**Problem requirements**
Transcribe the material verbatim in full; the pictures do not belong in the copy.
[Begin Supplied records]
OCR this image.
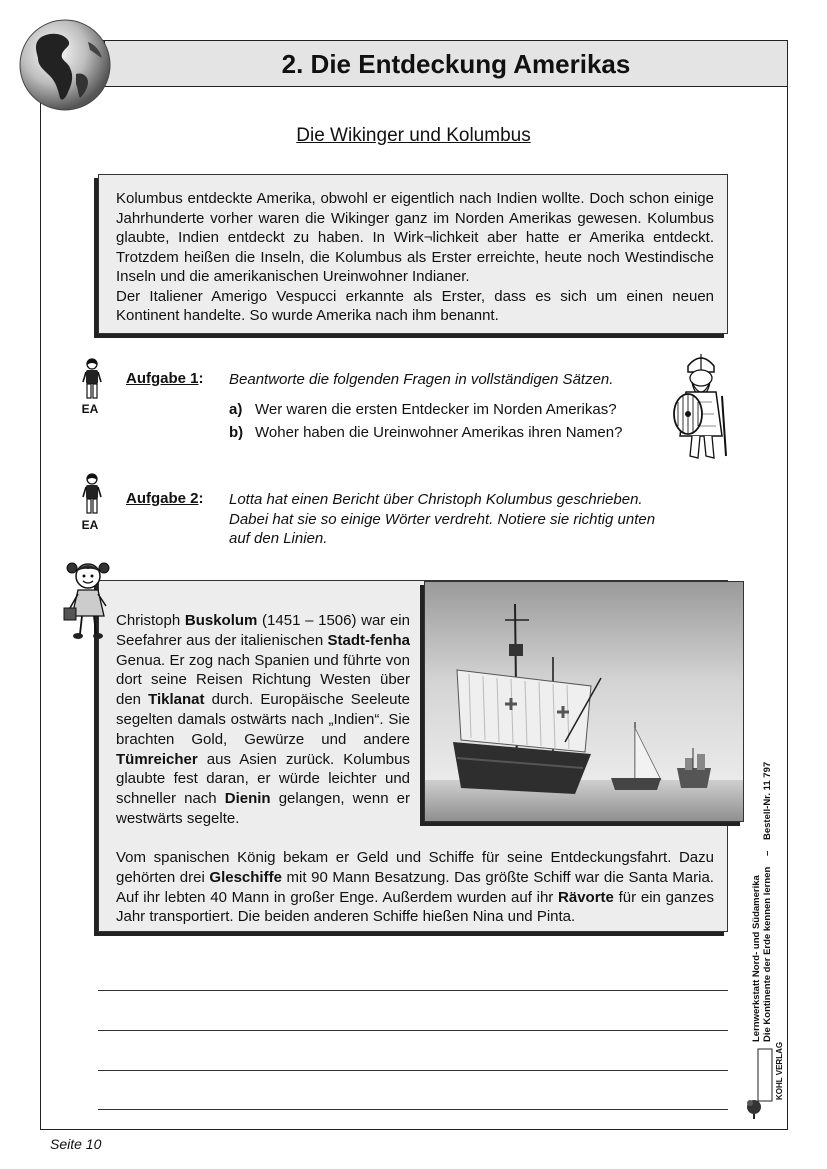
2. Die Entdeckung Amerikas
Die Wikinger und Kolumbus

Kolumbus entdeckte Amerika, obwohl er eigentlich nach Indien wollte. Doch schon einige Jahrhunderte vorher waren die Wikinger ganz im Norden Amerikas gewesen. Kolumbus glaubte, Indien entdeckt zu haben. In Wirk¬lichkeit aber hatte er Amerika entdeckt. Trotzdem heißen die Inseln, die Kolumbus als Erster erreichte, heute noch Westindische Inseln und die amerikanischen Ureinwohner Indianer.

Der Italiener Amerigo Vespucci erkannte als Erster, dass es sich um einen neuen Kontinent handelte. So wurde Amerika nach ihm benannt.

EA
Aufgabe 1: Beantworte die folgenden Fragen in vollständigen Sätzen.
a) Wer waren die ersten Entdecker im Norden Amerikas?
b) Woher haben die Ureinwohner Amerikas ihren Namen?
EA
Aufgabe 2: Lotta hat einen Bericht über Christoph Kolumbus geschrieben.
Dabei hat sie so einige Wörter verdreht. Notiere sie richtig unten
auf den Linien.
Christoph Buskolum (1451 – 1506) war ein Seefahrer aus der italienischen Stadt-fenha Genua. Er zog nach Spanien und führte von dort seine Reisen Richtung Westen über den Tiklanat durch. Europäische Seeleute segelten damals ostwärts nach „Indien“. Sie brachten Gold, Gewürze und andere Tümreicher aus Asien zurück. Kolumbus glaubte fest daran, er würde leichter und schneller nach Dienin gelangen, wenn er westwärts segelte.
Vom spanischen König bekam er Geld und Schiffe für seine Entdeckungsfahrt. Dazu gehörten drei Gleschiffe mit 90 Mann Besatzung. Das größte Schiff war die Santa Maria. Auf ihr lebten 40 Mann in großer Enge. Außerdem wurden auf ihr Rävorte für ein ganzes Jahr transportiert. Die beiden anderen Schiffe hießen Nina und Pinta.
Bestell-Nr. 11 797
–
Lernwerkstatt Nord- und Südamerika Die Kontinente der Erde kennen lernen
KOHL VERLAG
Seite 10
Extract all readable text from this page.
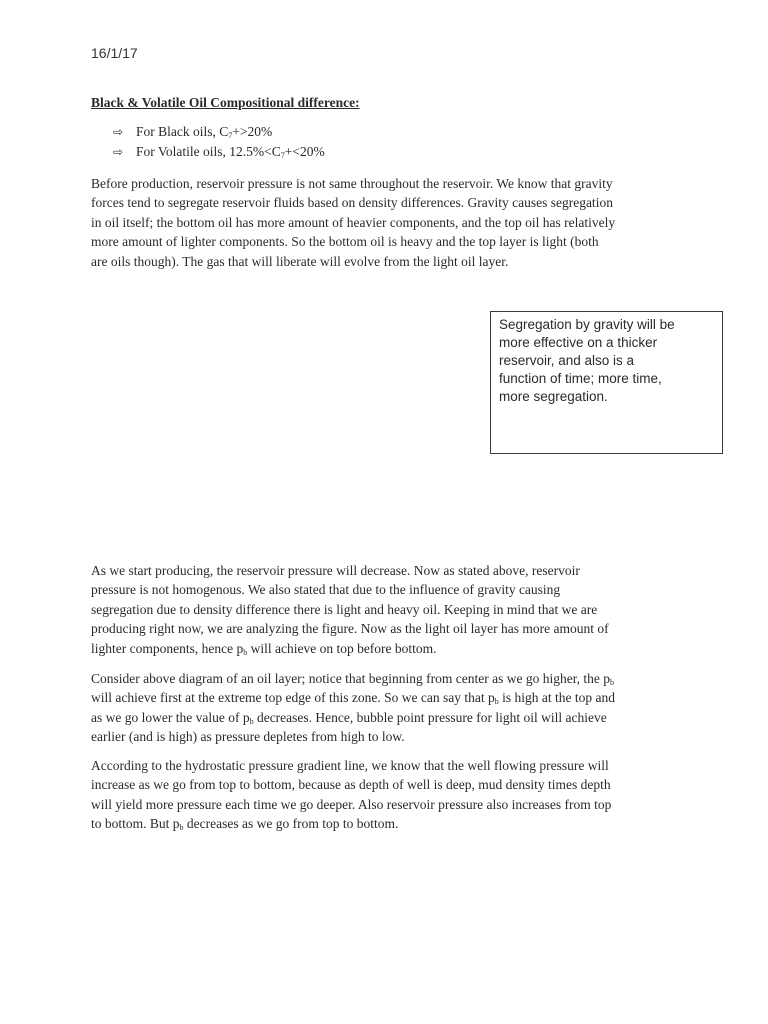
16/1/17
Black & Volatile Oil Compositional difference:
⇨ For Black oils, $C_7+>20\%$
⇨ For Volatile oils, $12.5\%<C_7+<20\%$

Before production, reservoir pressure is not same throughout the reservoir. We know that gravity
forces tend to segregate reservoir fluids based on density differences. Gravity causes segregation
in oil itself; the bottom oil has more amount of heavier components, and the top oil has relatively
more amount of lighter components. So the bottom oil is heavy and the top layer is light (both
are oils though). The gas that will liberate will evolve from the light oil layer.

Segregation by gravity will be
more effective on a thicker
reservoir, and also is a
function of time; more time,
more segregation.

As we start producing, the reservoir pressure will decrease. Now as stated above, reservoir
pressure is not homogenous. We also stated that due to the influence of gravity causing
segregation due to density difference there is light and heavy oil. Keeping in mind that we are
producing right now, we are analyzing the figure. Now as the light oil layer has more amount of
lighter components, hence $p_b$ will achieve on top before bottom.

Consider above diagram of an oil layer; notice that beginning from center as we go higher, the $p_b$
will achieve first at the extreme top edge of this zone. So we can say that $p_b$ is high at the top and
as we go lower the value of $p_b$ decreases. Hence, bubble point pressure for light oil will achieve
earlier (and is high) as pressure depletes from high to low.

According to the hydrostatic pressure gradient line, we know that the well flowing pressure will
increase as we go from top to bottom, because as depth of well is deep, mud density times depth
will yield more pressure each time we go deeper. Also reservoir pressure also increases from top
to bottom. But $p_b$ decreases as we go from top to bottom.
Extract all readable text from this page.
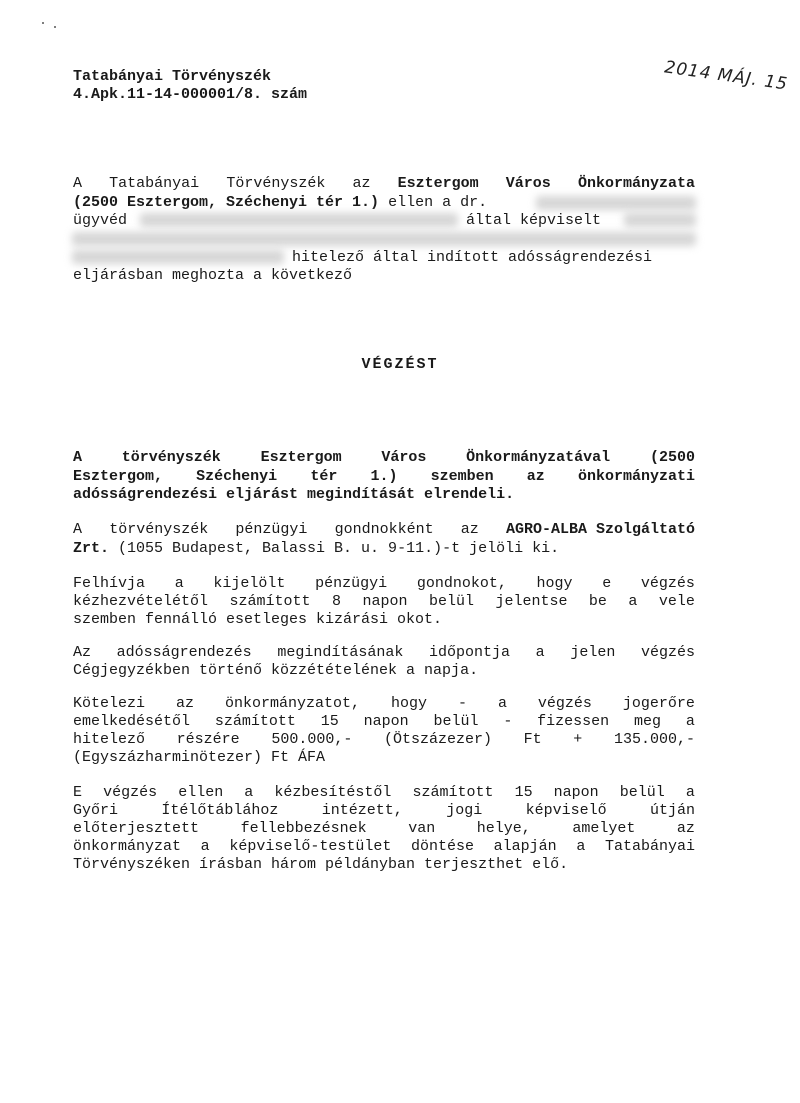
Tatabányai Törvényszék
4.Apk.11-14-000001/8. szám	2014 MÁJ. 15
A Tatabányai Törvényszék az Esztergom Város Önkormányzata
(2500 Esztergom, Széchenyi tér 1.) ellen a dr.
ügyvéd	által képviselt
hitelező által indított adósságrendezési
eljárásban meghozta a következő
VÉGZÉST
A	törvényszék	Esztergom	Város	Önkormányzatával	(2500
Esztergom, Széchenyi tér 1.) szemben az önkormányzati
adósságrendezési eljárást megindítását elrendeli.
A törvényszék pénzügyi gondnokként az AGRO-ALBA Szolgáltató
Zrt. (1055 Budapest, Balassi B. u. 9-11.)-t jelöli ki.
Felhívja a kijelölt pénzügyi gondnokot, hogy e végzés
kézhezvételétől számított 8 napon belül jelentse be a vele
szemben fennálló esetleges kizárási okot.
Az adósságrendezés megindításának időpontja a jelen végzés
Cégjegyzékben történő közzétételének a napja.
Kötelezi az önkormányzatot, hogy - a végzés jogerőre
emelkedésétől számított 15 napon belül - fizessen meg a
hitelező részére 500.000,- (Ötszázezer) Ft + 135.000,-
(Egyszázharminötezer) Ft ÁFA
E végzés ellen a kézbesítéstől számított 15 napon belül a
Győri	Ítélőtáblához	intézett,	jogi	képviselő	útján
előterjesztett	fellebbezésnek	van	helye,	amelyet	az
önkormányzat a képviselő-testület döntése alapján a Tatabányai
Törvényszéken írásban három példányban terjeszthet elő.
[End Supplied records]
**Expected answer**
OCR this image.
2. Die Entdeckung Amerikas
Die Wikinger und Kolumbus

Kolumbus entdeckte Amerika, obwohl er eigentlich nach Indien wollte. Doch schon einige Jahrhunderte vorher waren die Wikinger ganz im Norden Amerikas gewesen. Kolumbus glaubte, Indien entdeckt zu haben. In Wirk¬lichkeit aber hatte er Amerika entdeckt. Trotzdem heißen die Inseln, die Kolumbus als Erster erreichte, heute noch Westindische Inseln und die amerikanischen Ureinwohner Indianer.

Der Italiener Amerigo Vespucci erkannte als Erster, dass es sich um einen neuen Kontinent handelte. So wurde Amerika nach ihm benannt.

EA
Aufgabe 1: Beantworte die folgenden Fragen in vollständigen Sätzen.
a) Wer waren die ersten Entdecker im Norden Amerikas?
b) Woher haben die Ureinwohner Amerikas ihren Namen?
EA
Aufgabe 2: Lotta hat einen Bericht über Christoph Kolumbus geschrieben.
Dabei hat sie so einige Wörter verdreht. Notiere sie richtig unten
auf den Linien.
Christoph Buskolum (1451 – 1506) war ein Seefahrer aus der italienischen Stadt-fenha Genua. Er zog nach Spanien und führte von dort seine Reisen Richtung Westen über den Tiklanat durch. Europäische Seeleute segelten damals ostwärts nach „Indien“. Sie brachten Gold, Gewürze und andere Tümreicher aus Asien zurück. Kolumbus glaubte fest daran, er würde leichter und schneller nach Dienin gelangen, wenn er westwärts segelte.
Vom spanischen König bekam er Geld und Schiffe für seine Entdeckungsfahrt. Dazu gehörten drei Gleschiffe mit 90 Mann Besatzung. Das größte Schiff war die Santa Maria. Auf ihr lebten 40 Mann in großer Enge. Außerdem wurden auf ihr Rävorte für ein ganzes Jahr transportiert. Die beiden anderen Schiffe hießen Nina und Pinta.
Bestell-Nr. 11 797
–
Lernwerkstatt Nord- und Südamerika Die Kontinente der Erde kennen lernen
KOHL VERLAG
Seite 10
Extract all readable text from this page.
16/1/17
Black & Volatile Oil Compositional difference:
⇨ For Black oils, $C_7+>20\%$
⇨ For Volatile oils, $12.5\%<C_7+<20\%$

Before production, reservoir pressure is not same throughout the reservoir. We know that gravity
forces tend to segregate reservoir fluids based on density differences. Gravity causes segregation
in oil itself; the bottom oil has more amount of heavier components, and the top oil has relatively
more amount of lighter components. So the bottom oil is heavy and the top layer is light (both
are oils though). The gas that will liberate will evolve from the light oil layer.

Segregation by gravity will be
more effective on a thicker
reservoir, and also is a
function of time; more time,
more segregation.

As we start producing, the reservoir pressure will decrease. Now as stated above, reservoir
pressure is not homogenous. We also stated that due to the influence of gravity causing
segregation due to density difference there is light and heavy oil. Keeping in mind that we are
producing right now, we are analyzing the figure. Now as the light oil layer has more amount of
lighter components, hence $p_b$ will achieve on top before bottom.

Consider above diagram of an oil layer; notice that beginning from center as we go higher, the $p_b$
will achieve first at the extreme top edge of this zone. So we can say that $p_b$ is high at the top and
as we go lower the value of $p_b$ decreases. Hence, bubble point pressure for light oil will achieve
earlier (and is high) as pressure depletes from high to low.

According to the hydrostatic pressure gradient line, we know that the well flowing pressure will
increase as we go from top to bottom, because as depth of well is deep, mud density times depth
will yield more pressure each time we go deeper. Also reservoir pressure also increases from top
to bottom. But $p_b$ decreases as we go from top to bottom.
Extract all readable text from this page.
Tatabányai Törvényszék
4.Apk.11-14-000001/8. szám	2014 MÁJ. 15
A Tatabányai Törvényszék az Esztergom Város Önkormányzata
(2500 Esztergom, Széchenyi tér 1.) ellen a dr.
ügyvéd	által képviselt
hitelező által indított adósságrendezési
eljárásban meghozta a következő
VÉGZÉST
A	törvényszék	Esztergom	Város	Önkormányzatával	(2500
Esztergom, Széchenyi tér 1.) szemben az önkormányzati
adósságrendezési eljárást megindítását elrendeli.
A törvényszék pénzügyi gondnokként az AGRO-ALBA Szolgáltató
Zrt. (1055 Budapest, Balassi B. u. 9-11.)-t jelöli ki.
Felhívja a kijelölt pénzügyi gondnokot, hogy e végzés
kézhezvételétől számított 8 napon belül jelentse be a vele
szemben fennálló esetleges kizárási okot.
Az adósságrendezés megindításának időpontja a jelen végzés
Cégjegyzékben történő közzétételének a napja.
Kötelezi az önkormányzatot, hogy - a végzés jogerőre
emelkedésétől számított 15 napon belül - fizessen meg a
hitelező részére 500.000,- (Ötszázezer) Ft + 135.000,-
(Egyszázharminötezer) Ft ÁFA
E végzés ellen a kézbesítéstől számított 15 napon belül a
Győri	Ítélőtáblához	intézett,	jogi	képviselő	útján
előterjesztett	fellebbezésnek	van	helye,	amelyet	az
önkormányzat a képviselő-testület döntése alapján a Tatabányai
Törvényszéken írásban három példányban terjeszthet elő.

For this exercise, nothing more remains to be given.